Text passage:
>>>

How are you gonna persuade them that that what was in your mind was about their performance and ability as opposed to their gender?

Lawrie: And how do you then go about working with your immediate client, then the, the individual who’s under the Kosh. What are the, what are the big tutoring coaching things that you might apply? as they advance through the case and perhaps get into formal settings?

Suzanne: Well, often what I do is, you know,I can be dealing with people who are taking part in the subject of allegations and therefore part of a disciplinary process. I also act for a lot of people who seek my advice when they are the whistleblowers.

Who are going through the investigation process. And I’m sometimes asked for advice by people who are simply witnesses to an investigation process and at that stage, before you get to litigation what is quite surprising is how much, perhaps not to you, Lawrie, but to some people, how much assistance those C-suite people need.

To navigate through that process, it’s rather more stressful than people might imagine. It may be your complaint, it may be your grievance, it may be you that’s whistle blown, but you have to be able to answer questions put to you by the investigator. You may feel as though the company is not supporting you enough.

You may feel as though the investigator is just a hired gun trying to get the answer that the company wants. That that happens more often than not. What I find slightly strange in my older age is that the clients I’m speaking to every day are not the ones in litigation. They’re the ones going through internal processes, and you do occasionally, despite my early rate, veer into counselling, but it’s welcome in the sense that sometimes you have to say to your clients, get a good night’s sleep because you’re not performing.

So I will have a sort of one-to-one session with them before an investigation meeting, before their disciplinaries and I may end up saying something as basic as that to them and say, look, you, yeah, you, you’re stumbling over your words. You don’t know your bundle. You haven’t got the references. Right. And it becomes a way of really making them realise that it is about performance.

If you don’t have everything in order and you don’t try to resolve this feeling of stress and anxiety that you have before the big day, it’s not gonna work out well for you. Mm-hmm. you, there’s also a lot, quite a lot of handholding in the sense of, you know, you can’t say it’ll be fine because it often isn’t.

<<<

Given records:
>>>

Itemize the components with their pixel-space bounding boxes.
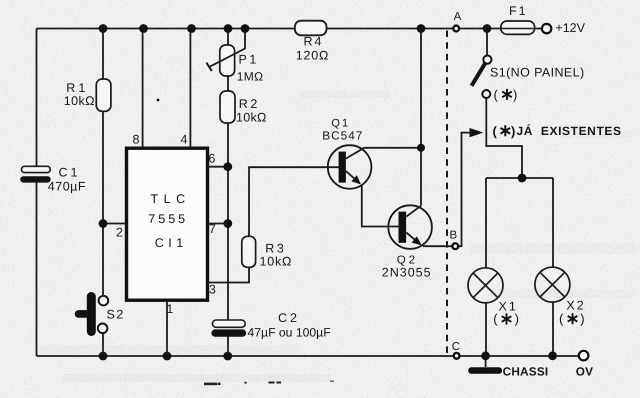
svg-text:OV: OV [576,364,593,378]
svg-text:+12V: +12V [555,21,585,35]
svg-text:7: 7 [209,222,216,236]
svg-text:): ) [580,311,584,326]
junction top bus / S1 branch [483,24,492,33]
resistor R4 [295,21,327,36]
wire: R1 bottom to S2 (through pin2 node) [102,111,104,296]
junction lamp bus [518,174,527,183]
capacitor C2 bottom plate [211,329,246,336]
junction top bus / pin 8 [139,24,148,33]
svg-text:R3: R3 [265,242,286,256]
wire: top bus to P1 [227,29,229,46]
wire: pin 1 to ground bus [166,300,168,356]
svg-text:A: A [454,11,462,23]
svg-text:470µF: 470µF [48,179,86,193]
capacitor C1 top plate [22,166,51,172]
junction Q1 collector / Q2 collector [417,144,425,152]
svg-text:S1(NO PAINEL): S1(NO PAINEL) [490,66,585,80]
wire: top supply bus [37,28,543,30]
wire: bottom ground bus [37,355,579,357]
wire: C1 bottom to ground bus [36,183,38,357]
svg-text:B: B [450,229,458,241]
svg-text:P1: P1 [239,53,259,67]
wire: R3 top to Q1 base [249,167,339,236]
node C [454,353,460,359]
svg-text:TLC: TLC [151,192,191,206]
svg-text:(: ( [493,123,498,138]
wire: pin 6 stub [208,166,229,168]
chassis symbol [472,367,499,374]
junction top bus / P1 wiper [241,24,250,33]
wire: pin 7 stub [208,223,229,225]
wire: top bus to pin 4 [189,29,191,149]
svg-text:2N3055: 2N3055 [382,265,432,279]
wire: top bus to pin 8 [142,29,144,149]
wire: pin 3 to R3 bottom [208,267,250,282]
terminal 0V [579,351,589,361]
svg-text:47µF ou 100µF: 47µF ou 100µF [248,326,331,340]
svg-text:4: 4 [181,133,188,147]
svg-text:2: 2 [116,225,123,239]
svg-text:): ) [515,311,519,326]
wire: top bus to S1 [486,29,488,56]
wire: P1 to R2 [227,76,229,91]
wire: top bus to R1 [102,29,104,80]
wire: node B up to arrow [455,133,469,247]
pushbutton S2 contacts [99,296,109,306]
resistor R2 [220,91,235,123]
potentiometer P1 body [220,45,235,76]
lamp X2 [535,267,570,302]
svg-text:): ) [511,123,515,138]
wire: Q1 collector to junction [346,148,421,159]
junction top bus / pin 4 [187,24,196,33]
capacitor C1 bottom plate [20,176,51,182]
junction ground bus / C2 [223,352,232,361]
svg-text:S2: S2 [107,308,125,322]
svg-text:(: ( [559,311,564,326]
wire: lamp top bus [486,177,553,179]
svg-text:): ) [513,87,517,102]
svg-text:CHASSI: CHASSI [503,364,549,378]
svg-text:6: 6 [208,152,215,166]
wire: pin 2 stub [103,223,127,225]
resistor R3 [242,236,256,267]
stray scan dot [157,99,160,102]
svg-text:JÁ EXISTENTES: JÁ EXISTENTES [517,124,622,138]
wire: S1 terminal (*) down and over to lamp bus [486,98,522,178]
annotation (*) JA EXISTENTES [493,123,622,138]
svg-text:3: 3 [209,283,216,297]
svg-text:CI1: CI1 [155,236,188,250]
svg-text:C1: C1 [59,166,81,180]
svg-text:10kΩ: 10kΩ [64,94,95,108]
transistor Q2 [388,205,432,249]
switch S1 bottom contact [482,90,490,98]
wire: Q2 emitter to node B [423,245,452,247]
svg-text:R1: R1 [66,81,88,95]
annotation (*) at S1 [494,87,518,102]
switch S1 top contact [483,56,491,64]
scan ghost smudges [40,90,635,382]
junction pin 7 [223,219,232,228]
pushbutton S2 plunger [87,297,96,332]
wire: lamp X1 bottom to ground bus [485,303,487,356]
resistor R1 [96,79,111,111]
svg-text:(: ( [493,311,498,326]
lamp X1 [468,268,503,303]
caption fragments (cropped figure caption) [204,381,334,386]
node B [452,243,458,249]
svg-text:10kΩ: 10kΩ [236,111,267,125]
wire: left edge down to C1 [36,29,38,167]
svg-text:F1: F1 [509,4,528,18]
wire: chassis stem [485,356,487,367]
junction pin 6 [223,162,232,171]
junction ground bus / X1 and chassis [481,351,490,360]
wire: lamp X2 bottom to ground bus [552,302,554,356]
junction ground bus / X2 [548,351,557,360]
wire: C2 bottom to ground bus [227,337,229,357]
svg-text:R2: R2 [239,97,260,111]
junction ground bus / S2 [99,352,108,361]
wire: lamp X2 riser [552,178,554,267]
junction top bus / R1 [99,24,108,33]
potentiometer P1 wiper tick [206,63,211,71]
capacitor C2 top plate [212,320,245,327]
IC U1 TLC7555 body [127,148,208,300]
junction top bus / collector branch [417,24,426,33]
wire: R2 down through pins 6,7 to C2 [227,123,229,320]
wire: Q1 emitter to Q2 base [362,186,399,227]
dashed boundary line [446,31,448,356]
svg-text:R4: R4 [304,35,324,49]
svg-text:1: 1 [166,302,173,316]
svg-text:BC547: BC547 [322,129,363,143]
svg-text:7555: 7555 [148,212,188,226]
svg-text:10kΩ: 10kΩ [260,255,293,269]
svg-text:120Ω: 120Ω [296,48,329,62]
annotation (*) under X1 [493,311,519,326]
annotation (*) under X2 [559,311,585,326]
wire: top bus down to Q2 collector [420,29,422,206]
junction pin 2 / R1 [99,219,108,228]
svg-text:8: 8 [133,133,140,147]
transistor Q1 [328,145,372,189]
wire: lamp X1 riser [485,178,487,268]
fuse F1 [501,21,535,34]
svg-text:1MΩ: 1MΩ [237,70,264,84]
wire: S2 bottom to ground bus [102,333,104,356]
switch S1 lever [472,63,486,86]
svg-text:(: ( [494,87,499,102]
node A [453,26,459,32]
junction top bus / P1 [224,24,233,33]
arrow into existing wiring [470,128,484,137]
svg-text:C2: C2 [278,311,300,325]
junction ground bus / pin 1 [163,352,172,361]
terminal +12V [542,24,551,33]
potentiometer P1 wiper arm [210,29,246,67]
svg-text:C: C [452,341,460,353]
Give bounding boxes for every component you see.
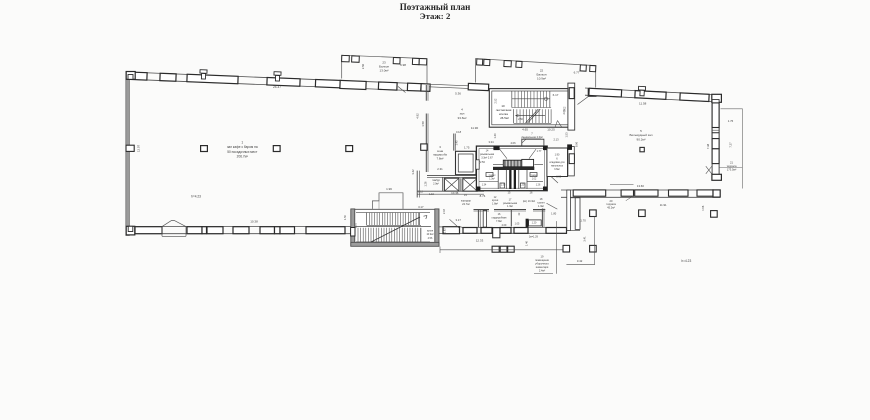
svg-text:(вч) 10.3м²: (вч) 10.3м² [523,200,535,203]
svg-text:1.76: 1.76 [728,119,734,123]
svg-text:6.77: 6.77 [574,71,580,75]
svg-text:3.42: 3.42 [411,169,415,175]
svg-text:2.10: 2.10 [354,222,358,228]
svg-text:1.53: 1.53 [564,132,568,138]
svg-text:(2.56: (2.56 [479,161,485,164]
svg-text:21: 21 [730,161,733,165]
svg-text:1.20: 1.20 [532,222,537,225]
svg-text:h=4.23: h=4.23 [191,195,201,199]
svg-text:1.05: 1.05 [515,223,520,226]
svg-text:6.17: 6.17 [553,93,559,97]
svg-text:13.0м²: 13.0м² [380,69,389,73]
svg-text:3.98: 3.98 [556,176,561,179]
svg-text:90.2м²: 90.2м² [637,138,646,142]
svg-text:1.33: 1.33 [501,185,506,187]
svg-text:2.31: 2.31 [437,167,443,171]
svg-text:1.75: 1.75 [464,146,470,150]
svg-text:1.40: 1.40 [493,133,497,139]
svg-text:1.96: 1.96 [386,187,392,191]
svg-text:22.7м²: 22.7м² [462,202,470,206]
svg-text:1в=1.29: 1в=1.29 [529,236,539,239]
svg-text:3.6м²: 3.6м² [554,168,560,171]
svg-text:3.34: 3.34 [488,140,494,144]
svg-text:1.80: 1.80 [551,212,557,216]
svg-text:2.03: 2.03 [443,208,446,213]
svg-text:3.42: 3.42 [577,259,583,263]
svg-text:4.06: 4.06 [510,141,516,145]
svg-text:2.50: 2.50 [361,63,365,69]
svg-text:коридор: коридор [461,200,471,203]
svg-text:1: 1 [241,140,243,144]
svg-text:24.37: 24.37 [273,85,281,89]
svg-text:Этаж: 2: Этаж: 2 [420,11,451,21]
svg-text:Бильярдный зал: Бильярдный зал [629,133,652,137]
svg-text:3.17: 3.17 [418,205,424,209]
svg-text:7.27: 7.27 [729,142,733,148]
svg-text:2.09: 2.09 [502,224,507,227]
svg-text:4.65: 4.65 [522,127,528,131]
svg-text:2.50: 2.50 [518,118,523,121]
svg-text:1.40: 1.40 [525,240,529,246]
svg-text:1.56: 1.56 [701,205,705,211]
svg-text:7.8м²: 7.8м² [496,220,502,223]
svg-text:2.0м²: 2.0м² [433,183,439,186]
svg-text:умывальная 2.0м²: умывальная 2.0м² [521,135,543,139]
svg-text:напольных: напольных [551,165,564,168]
svg-text:1.20: 1.20 [520,185,525,187]
svg-text:1.70: 1.70 [580,219,586,223]
svg-text:3.17: 3.17 [455,218,461,222]
svg-text:туалет: туалет [488,175,496,177]
svg-text:11.58: 11.58 [639,101,647,105]
svg-text:2.4м²: 2.4м² [539,269,545,273]
svg-text:уборочного: уборочного [535,262,549,266]
svg-text:33.6м²: 33.6м² [458,116,467,120]
svg-text:1.90: 1.90 [555,154,560,157]
svg-text:2.13: 2.13 [553,138,559,142]
svg-text:1.45: 1.45 [455,140,459,146]
svg-text:5.36: 5.36 [455,92,461,96]
svg-text:1.26: 1.26 [425,181,428,186]
svg-text:1.3м²: 1.3м² [538,205,544,208]
svg-text:6.98: 6.98 [400,63,406,67]
svg-text:7.38: 7.38 [706,143,710,149]
svg-text:3.3м² 2.67: 3.3м² 2.67 [481,157,493,160]
svg-text:12.33: 12.33 [476,239,484,243]
svg-text:10.38: 10.38 [250,220,258,224]
svg-text:1.50: 1.50 [344,214,347,219]
svg-text:1.3м²: 1.3м² [489,177,495,180]
svg-text:туалет: туалет [530,175,538,177]
svg-text:206.7м²: 206.7м² [237,155,248,159]
svg-text:26.5м²: 26.5м² [500,116,509,120]
svg-text:10.25: 10.25 [547,127,555,131]
svg-text:кладовая для: кладовая для [549,161,565,164]
svg-text:12.07: 12.07 [137,144,141,152]
svg-text:1.63: 1.63 [444,228,447,233]
svg-text:1.3м²: 1.3м² [507,205,513,208]
svg-text:зал кафе с баром на: зал кафе с баром на [227,145,258,149]
svg-text:2.52: 2.52 [495,98,498,103]
svg-text:45.2м²: 45.2м² [607,206,615,210]
svg-text:173.5м²: 173.5м² [727,168,737,172]
svg-text:10.9м²: 10.9м² [426,233,433,236]
svg-text:4.56: 4.56 [428,237,433,240]
svg-text:10.9м²: 10.9м² [537,77,546,81]
svg-text:8.74: 8.74 [480,194,486,198]
svg-text:0.18: 0.18 [456,130,462,134]
svg-text:1.02: 1.02 [532,178,537,180]
svg-text:8.06: 8.06 [575,141,579,147]
svg-text:1.8м²: 1.8м² [492,203,498,206]
svg-text:11.90: 11.90 [471,126,479,130]
svg-text:7.8м²: 7.8м² [437,156,444,160]
svg-text:1.58: 1.58 [421,121,425,127]
svg-text:3.41: 3.41 [583,236,587,242]
svg-text:13.60: 13.60 [637,184,644,188]
svg-text:1.34: 1.34 [482,185,487,187]
svg-text:11.91: 11.91 [660,203,667,207]
svg-text:50 посадочных мест: 50 посадочных мест [227,150,258,154]
svg-text:1.77: 1.77 [537,150,542,153]
svg-text:1.26: 1.26 [536,185,541,187]
svg-text:h=4.23: h=4.23 [681,259,691,263]
svg-text:4.92: 4.92 [415,113,419,119]
svg-text:2.03: 2.03 [562,109,566,115]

<<<

Written problem:
In the conversation, what does Suzanne say she sometimes has to tell clients to get because they are not performing?

Solution:
A good night's sleep.